## [WRITTEN EXERCISE]
Write out, character for character, the line containing "What text is on this page?" and all lines after it up to the end of the listing.

## [SOURCE RECORDS]
▬▬▬▬▬▬▬▬▬▬

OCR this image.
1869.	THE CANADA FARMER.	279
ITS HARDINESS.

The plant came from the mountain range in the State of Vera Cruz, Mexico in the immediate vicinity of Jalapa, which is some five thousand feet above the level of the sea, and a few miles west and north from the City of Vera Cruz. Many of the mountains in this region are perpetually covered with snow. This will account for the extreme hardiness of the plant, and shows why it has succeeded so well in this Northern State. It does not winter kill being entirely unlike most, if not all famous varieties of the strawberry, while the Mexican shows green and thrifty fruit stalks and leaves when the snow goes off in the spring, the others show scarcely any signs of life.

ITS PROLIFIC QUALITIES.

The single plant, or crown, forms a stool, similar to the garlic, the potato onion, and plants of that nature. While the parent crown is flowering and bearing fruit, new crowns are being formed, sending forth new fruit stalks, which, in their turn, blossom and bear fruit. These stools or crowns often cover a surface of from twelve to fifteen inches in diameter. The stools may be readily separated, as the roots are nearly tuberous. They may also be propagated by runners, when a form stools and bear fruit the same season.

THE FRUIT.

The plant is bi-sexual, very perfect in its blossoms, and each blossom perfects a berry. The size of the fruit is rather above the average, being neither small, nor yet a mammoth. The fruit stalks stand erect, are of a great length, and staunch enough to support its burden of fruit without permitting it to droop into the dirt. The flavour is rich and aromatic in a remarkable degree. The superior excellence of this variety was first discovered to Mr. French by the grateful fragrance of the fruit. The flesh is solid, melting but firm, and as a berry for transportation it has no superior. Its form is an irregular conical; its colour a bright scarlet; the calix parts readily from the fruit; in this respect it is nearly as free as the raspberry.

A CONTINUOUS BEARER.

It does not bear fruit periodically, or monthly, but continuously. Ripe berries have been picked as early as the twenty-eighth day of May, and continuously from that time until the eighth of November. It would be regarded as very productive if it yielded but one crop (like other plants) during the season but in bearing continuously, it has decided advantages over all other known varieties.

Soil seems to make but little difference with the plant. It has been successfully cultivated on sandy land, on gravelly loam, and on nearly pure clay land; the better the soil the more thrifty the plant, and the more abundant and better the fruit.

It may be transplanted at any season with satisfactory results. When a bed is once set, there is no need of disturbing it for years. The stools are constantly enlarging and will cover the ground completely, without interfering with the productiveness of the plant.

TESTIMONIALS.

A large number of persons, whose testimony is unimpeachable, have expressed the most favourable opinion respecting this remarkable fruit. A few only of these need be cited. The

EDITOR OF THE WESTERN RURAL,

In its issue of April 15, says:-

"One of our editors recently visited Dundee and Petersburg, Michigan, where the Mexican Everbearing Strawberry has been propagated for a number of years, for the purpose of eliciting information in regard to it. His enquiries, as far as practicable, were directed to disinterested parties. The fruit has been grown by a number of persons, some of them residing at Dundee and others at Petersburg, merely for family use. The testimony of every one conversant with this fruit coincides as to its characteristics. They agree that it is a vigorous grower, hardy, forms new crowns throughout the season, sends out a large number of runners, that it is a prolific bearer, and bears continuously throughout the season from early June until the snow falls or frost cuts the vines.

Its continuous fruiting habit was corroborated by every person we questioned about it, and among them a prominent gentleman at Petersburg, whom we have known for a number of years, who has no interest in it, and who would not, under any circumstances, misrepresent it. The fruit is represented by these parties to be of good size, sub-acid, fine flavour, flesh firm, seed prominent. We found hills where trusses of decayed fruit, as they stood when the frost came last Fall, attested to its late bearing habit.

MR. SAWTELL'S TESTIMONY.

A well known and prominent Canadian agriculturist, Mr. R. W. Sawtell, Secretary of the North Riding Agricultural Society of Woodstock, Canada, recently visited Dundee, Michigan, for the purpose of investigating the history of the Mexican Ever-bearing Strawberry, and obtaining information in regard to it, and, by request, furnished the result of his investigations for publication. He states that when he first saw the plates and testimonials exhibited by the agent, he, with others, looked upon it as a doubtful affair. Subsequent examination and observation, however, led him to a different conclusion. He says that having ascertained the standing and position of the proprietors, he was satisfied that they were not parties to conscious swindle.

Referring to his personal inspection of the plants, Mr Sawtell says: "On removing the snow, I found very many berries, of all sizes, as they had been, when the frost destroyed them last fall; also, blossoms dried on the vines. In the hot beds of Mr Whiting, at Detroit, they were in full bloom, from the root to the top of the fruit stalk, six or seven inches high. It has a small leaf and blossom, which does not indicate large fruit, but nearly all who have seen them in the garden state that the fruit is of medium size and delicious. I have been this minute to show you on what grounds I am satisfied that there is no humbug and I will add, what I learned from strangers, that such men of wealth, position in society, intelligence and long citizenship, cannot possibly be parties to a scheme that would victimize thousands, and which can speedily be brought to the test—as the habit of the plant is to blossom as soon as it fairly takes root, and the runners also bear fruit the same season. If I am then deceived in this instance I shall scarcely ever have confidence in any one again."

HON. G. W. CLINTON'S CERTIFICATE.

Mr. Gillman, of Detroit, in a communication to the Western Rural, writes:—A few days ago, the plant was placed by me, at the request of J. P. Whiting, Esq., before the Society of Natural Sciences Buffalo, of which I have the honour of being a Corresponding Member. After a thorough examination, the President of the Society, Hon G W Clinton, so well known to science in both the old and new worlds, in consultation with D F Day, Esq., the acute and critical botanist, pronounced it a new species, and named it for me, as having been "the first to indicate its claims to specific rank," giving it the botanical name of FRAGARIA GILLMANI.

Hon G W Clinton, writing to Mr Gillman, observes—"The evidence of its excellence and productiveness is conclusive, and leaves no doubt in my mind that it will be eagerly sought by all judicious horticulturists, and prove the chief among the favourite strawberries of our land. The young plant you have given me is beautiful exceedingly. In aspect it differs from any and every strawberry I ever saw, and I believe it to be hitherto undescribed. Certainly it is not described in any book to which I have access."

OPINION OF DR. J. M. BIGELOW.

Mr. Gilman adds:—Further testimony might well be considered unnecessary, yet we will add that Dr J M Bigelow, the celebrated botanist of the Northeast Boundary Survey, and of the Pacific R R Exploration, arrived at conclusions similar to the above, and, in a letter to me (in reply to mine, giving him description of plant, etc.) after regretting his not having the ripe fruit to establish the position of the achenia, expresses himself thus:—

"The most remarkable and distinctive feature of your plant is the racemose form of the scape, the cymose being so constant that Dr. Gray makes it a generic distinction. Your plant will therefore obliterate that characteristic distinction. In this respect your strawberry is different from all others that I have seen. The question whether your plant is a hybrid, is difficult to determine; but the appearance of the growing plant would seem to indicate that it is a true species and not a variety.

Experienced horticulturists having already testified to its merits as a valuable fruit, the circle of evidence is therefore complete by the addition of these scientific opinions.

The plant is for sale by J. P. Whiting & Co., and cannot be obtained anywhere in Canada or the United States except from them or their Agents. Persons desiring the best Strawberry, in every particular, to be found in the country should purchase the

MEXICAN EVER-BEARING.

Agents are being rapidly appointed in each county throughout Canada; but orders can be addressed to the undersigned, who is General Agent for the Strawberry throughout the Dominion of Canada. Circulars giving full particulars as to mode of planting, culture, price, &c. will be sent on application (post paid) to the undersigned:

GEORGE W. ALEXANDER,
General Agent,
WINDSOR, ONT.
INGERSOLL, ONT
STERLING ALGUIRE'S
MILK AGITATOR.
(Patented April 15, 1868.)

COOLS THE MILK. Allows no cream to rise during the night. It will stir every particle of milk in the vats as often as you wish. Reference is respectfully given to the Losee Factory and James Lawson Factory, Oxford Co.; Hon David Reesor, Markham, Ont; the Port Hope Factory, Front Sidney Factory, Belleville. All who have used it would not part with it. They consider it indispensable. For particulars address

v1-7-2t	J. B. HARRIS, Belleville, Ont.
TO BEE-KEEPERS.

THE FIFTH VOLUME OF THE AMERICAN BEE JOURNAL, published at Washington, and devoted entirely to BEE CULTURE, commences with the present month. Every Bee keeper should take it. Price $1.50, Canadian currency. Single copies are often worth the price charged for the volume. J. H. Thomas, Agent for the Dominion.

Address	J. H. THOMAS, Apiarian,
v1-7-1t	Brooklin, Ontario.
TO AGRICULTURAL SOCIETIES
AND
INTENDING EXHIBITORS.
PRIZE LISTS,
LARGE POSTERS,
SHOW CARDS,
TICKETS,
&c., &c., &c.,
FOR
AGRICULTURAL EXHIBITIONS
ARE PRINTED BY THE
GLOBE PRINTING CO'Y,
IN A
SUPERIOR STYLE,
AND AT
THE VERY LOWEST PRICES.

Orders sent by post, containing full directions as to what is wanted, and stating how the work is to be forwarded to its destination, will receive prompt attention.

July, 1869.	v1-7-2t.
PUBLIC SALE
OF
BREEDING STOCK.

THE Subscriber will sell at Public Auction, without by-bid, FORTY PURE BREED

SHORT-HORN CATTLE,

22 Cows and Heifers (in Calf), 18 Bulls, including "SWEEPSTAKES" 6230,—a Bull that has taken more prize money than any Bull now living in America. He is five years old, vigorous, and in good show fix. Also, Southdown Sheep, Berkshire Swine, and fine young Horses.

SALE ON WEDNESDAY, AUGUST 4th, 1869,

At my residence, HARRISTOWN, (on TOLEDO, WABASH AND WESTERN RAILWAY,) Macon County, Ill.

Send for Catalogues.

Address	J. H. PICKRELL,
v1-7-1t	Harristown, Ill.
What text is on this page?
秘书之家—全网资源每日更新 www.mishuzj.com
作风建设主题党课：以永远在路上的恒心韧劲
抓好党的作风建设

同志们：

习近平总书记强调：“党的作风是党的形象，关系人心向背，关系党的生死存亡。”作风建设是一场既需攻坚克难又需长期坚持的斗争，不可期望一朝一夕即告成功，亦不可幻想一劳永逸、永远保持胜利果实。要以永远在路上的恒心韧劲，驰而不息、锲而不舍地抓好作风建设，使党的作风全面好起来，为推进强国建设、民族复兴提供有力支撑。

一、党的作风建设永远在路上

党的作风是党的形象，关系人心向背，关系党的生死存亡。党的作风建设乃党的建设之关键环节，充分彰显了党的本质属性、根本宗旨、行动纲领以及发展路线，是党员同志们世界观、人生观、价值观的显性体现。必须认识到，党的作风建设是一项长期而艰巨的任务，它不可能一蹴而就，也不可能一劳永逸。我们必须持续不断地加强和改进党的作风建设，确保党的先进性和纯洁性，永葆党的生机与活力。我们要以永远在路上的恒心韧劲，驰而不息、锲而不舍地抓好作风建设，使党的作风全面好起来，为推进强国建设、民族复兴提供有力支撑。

▬▬▬▬▬▬▬▬▬▬

## [THE COMPLETED TASK]
What text is on this page?
秘书之家—全网资源每日更新 www.mishuzj.com
作风建设主题党课：以永远在路上的恒心韧劲
抓好党的作风建设

同志们：

习近平总书记强调：“党的作风是党的形象，关系人心向背，关系党的生死存亡。”作风建设是一场既需攻坚克难又需长期坚持的斗争，不可期望一朝一夕即告成功，亦不可幻想一劳永逸、永远保持胜利果实。要以永远在路上的恒心韧劲，驰而不息、锲而不舍地抓好作风建设，使党的作风全面好起来，为推进强国建设、民族复兴提供有力支撑。

一、党的作风建设永远在路上

党的作风是党的形象，关系人心向背，关系党的生死存亡。党的作风建设乃党的建设之关键环节，充分彰显了党的本质属性、根本宗旨、行动纲领以及发展路线，是党员同志们世界观、人生观、价值观的显性体现。必须认识到，党的作风建设是一项长期而艰巨的任务，它不可能一蹴而就，也不可能一劳永逸。我们必须持续不断地加强和改进党的作风建设，确保党的先进性和纯洁性，永葆党的生机与活力。我们要以永远在路上的恒心韧劲，驰而不息、锲而不舍地抓好作风建设，使党的作风全面好起来，为推进强国建设、民族复兴提供有力支撑。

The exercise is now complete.